Make an exact copy of all the entries, but do not reproduce the pictures.
━━━━━━
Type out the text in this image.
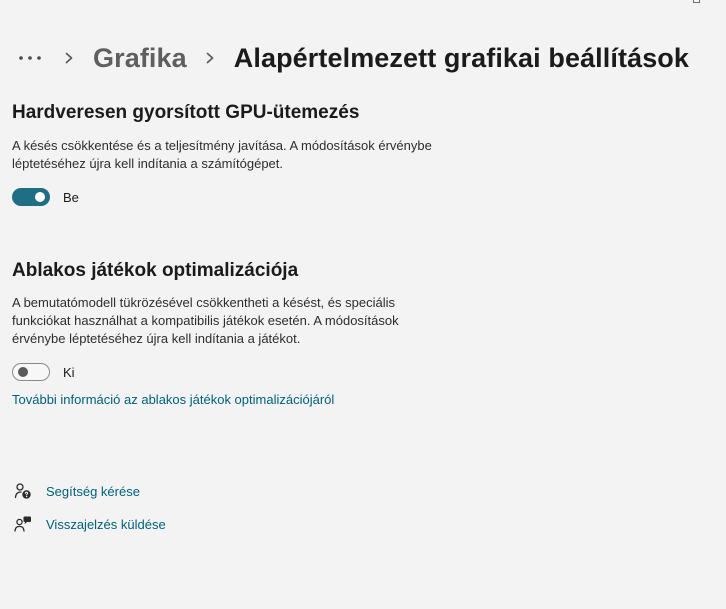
Grafika Alapértelmezett grafikai beállítások
Hardveresen gyorsított GPU-ütemezés

A késés csökkentése és a teljesítmény javítása. A módosítások érvénybe

léptetéséhez újra kell indítania a számítógépet.

Be
Ablakos játékok optimalizációja

A bemutatómodell tükrözésével csökkentheti a késést, és speciális

funkciókat használhat a kompatibilis játékok esetén. A módosítások

érvénybe léptetéséhez újra kell indítania a játékot.

Ki
További információ az ablakos játékok optimalizációjáról
Segítség kérése
Visszajelzés küldése
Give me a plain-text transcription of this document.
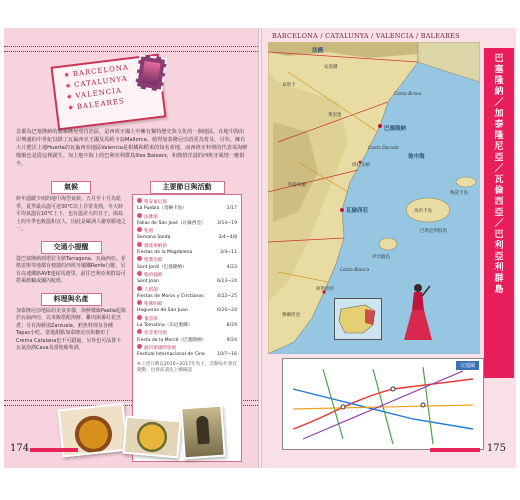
★BARCELONA
★CATALUNYA
★VALENCIA
★BALEARES
首都為巴塞隆納的加泰隆尼亞自治區，是西班牙國土中擁有獨特歷史與文化的一個地區，在地中海沿岸興盛的中世紀以降了瓦倫西亞王國及馬約卡島Mallorca，使得加泰隆尼亞語更為普及。另外，擁有大片肥沃土地Huerta的瓦倫西亞地區Valencia是柑橘和稻米的知名產地，而西班牙料理的代表菜海鮮燉飯也是從這裡誕生。加上地中海上的巴利亞利群島Illes Balears，和熱情洋溢的西班牙風情一應俱全。
氣候
終年溫暖少雨的地中海型氣候，五月至十月為乾季，夏季最高溫可達30℃以上非常炎熱，冬天時平均氣溫在10℃上下，也有溫差大的日子。海島上的冬季也較溫和宜人，因此是歐洲人避寒勝地之一。
交通小提醒
從巴塞隆納到塔拉戈納Tarragona、瓦倫西亞、菲格雷斯等地都有便捷的西班牙國鐵Renfe行駛，另有高速鐵路AVE連結馬德里，前往巴利亞利群島可搭乘渡輪或國內航班。
料理與名產
加泰隆尼亞地區的美食多樣，海鮮燉飯Paella起源於瓦倫西亞，以米飯搭配海鮮、雞肉與番紅花烹煮；另有海鮮湯Zarzuela、鱈魚料理及各種Tapas小吃。當地甜點加泰隆尼亞焦糖布丁Crema Catalana也不可錯過，另外也可品嘗卡瓦氣泡酒Cava及當地葡萄酒。
主要節日與活動
聖安東尼節
La Puebla（馬略卡島）	1/17
法雅節
Fallas de San José（瓦倫西亞） 3/14~19
聖週
Semana Santa	3/4~4/8
瑪達萊納節
Fiestas de la Magdalena	3/4~11
聖喬治節
Sant Jordi（巴塞隆納）	4/23
聖約翰節
Sant Joan	6/23~24
人塔節
Fiestas de Moros y Cristianos	4/22~25
聖佛明節
Hogueras de San Juan	6/20~24
番茄節
La Tomatina（布尼奧爾）	8/29
慈悲聖母節
Fiesta de la Mercè（巴塞隆納）	9/24
錫切斯國際影展
Festival Internacional de Cine	10/7~16
※上述日期以2016~2017年為主，活動每年會有變動，出發前請先上網確認
174
BARCELONA / CATALUNYA / VALENCIA / BALEARES
法國
安道爾
巴塞隆納
地中海
瓦倫西亞	馬約卡島
伊比薩島
梅諾卡島
巴利亞利群島
阿利坎特
穆爾西亞
Costa Brava
Costa Dorada
Costa Blanca
塔拉戈納
萊里達
韋斯卡
特魯埃爾
巴塞隆納／加泰隆尼亞／瓦倫西亞／巴利亞利群島
交通圖
175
━━━━━━
_The result:_
Type out the text in this image.
Grafika Alapértelmezett grafikai beállítások
Hardveresen gyorsított GPU-ütemezés

A késés csökkentése és a teljesítmény javítása. A módosítások érvénybe

léptetéséhez újra kell indítania a számítógépet.

Be
Ablakos játékok optimalizációja

A bemutatómodell tükrözésével csökkentheti a késést, és speciális

funkciókat használhat a kompatibilis játékok esetén. A módosítások

érvénybe léptetéséhez újra kell indítania a játékot.

Ki
További információ az ablakos játékok optimalizációjáról
Segítség kérése
Visszajelzés küldése
Give me a plain-text transcription of this document.
★BARCELONA
★CATALUNYA
★VALENCIA
★BALEARES
首都為巴塞隆納的加泰隆尼亞自治區，是西班牙國土中擁有獨特歷史與文化的一個地區，在地中海沿岸興盛的中世紀以降了瓦倫西亞王國及馬約卡島Mallorca，使得加泰隆尼亞語更為普及。另外，擁有大片肥沃土地Huerta的瓦倫西亞地區Valencia是柑橘和稻米的知名產地，而西班牙料理的代表菜海鮮燉飯也是從這裡誕生。加上地中海上的巴利亞利群島Illes Balears，和熱情洋溢的西班牙風情一應俱全。
氣候
終年溫暖少雨的地中海型氣候，五月至十月為乾季，夏季最高溫可達30℃以上非常炎熱，冬天時平均氣溫在10℃上下，也有溫差大的日子。海島上的冬季也較溫和宜人，因此是歐洲人避寒勝地之一。
交通小提醒
從巴塞隆納到塔拉戈納Tarragona、瓦倫西亞、菲格雷斯等地都有便捷的西班牙國鐵Renfe行駛，另有高速鐵路AVE連結馬德里，前往巴利亞利群島可搭乘渡輪或國內航班。
料理與名產
加泰隆尼亞地區的美食多樣，海鮮燉飯Paella起源於瓦倫西亞，以米飯搭配海鮮、雞肉與番紅花烹煮；另有海鮮湯Zarzuela、鱈魚料理及各種Tapas小吃。當地甜點加泰隆尼亞焦糖布丁Crema Catalana也不可錯過，另外也可品嘗卡瓦氣泡酒Cava及當地葡萄酒。
主要節日與活動
聖安東尼節
La Puebla（馬略卡島）	1/17
法雅節
Fallas de San José（瓦倫西亞） 3/14~19
聖週
Semana Santa	3/4~4/8
瑪達萊納節
Fiestas de la Magdalena	3/4~11
聖喬治節
Sant Jordi（巴塞隆納）	4/23
聖約翰節
Sant Joan	6/23~24
人塔節
Fiestas de Moros y Cristianos	4/22~25
聖佛明節
Hogueras de San Juan	6/20~24
番茄節
La Tomatina（布尼奧爾）	8/29
慈悲聖母節
Fiesta de la Mercè（巴塞隆納）	9/24
錫切斯國際影展
Festival Internacional de Cine	10/7~16
※上述日期以2016~2017年為主，活動每年會有變動，出發前請先上網確認
174
BARCELONA / CATALUNYA / VALENCIA / BALEARES
法國
安道爾
巴塞隆納
地中海
瓦倫西亞	馬約卡島
伊比薩島
梅諾卡島
巴利亞利群島
阿利坎特
穆爾西亞
Costa Brava
Costa Dorada
Costa Blanca
塔拉戈納
萊里達
韋斯卡
特魯埃爾
巴塞隆納／加泰隆尼亞／瓦倫西亞／巴利亞利群島
交通圖
175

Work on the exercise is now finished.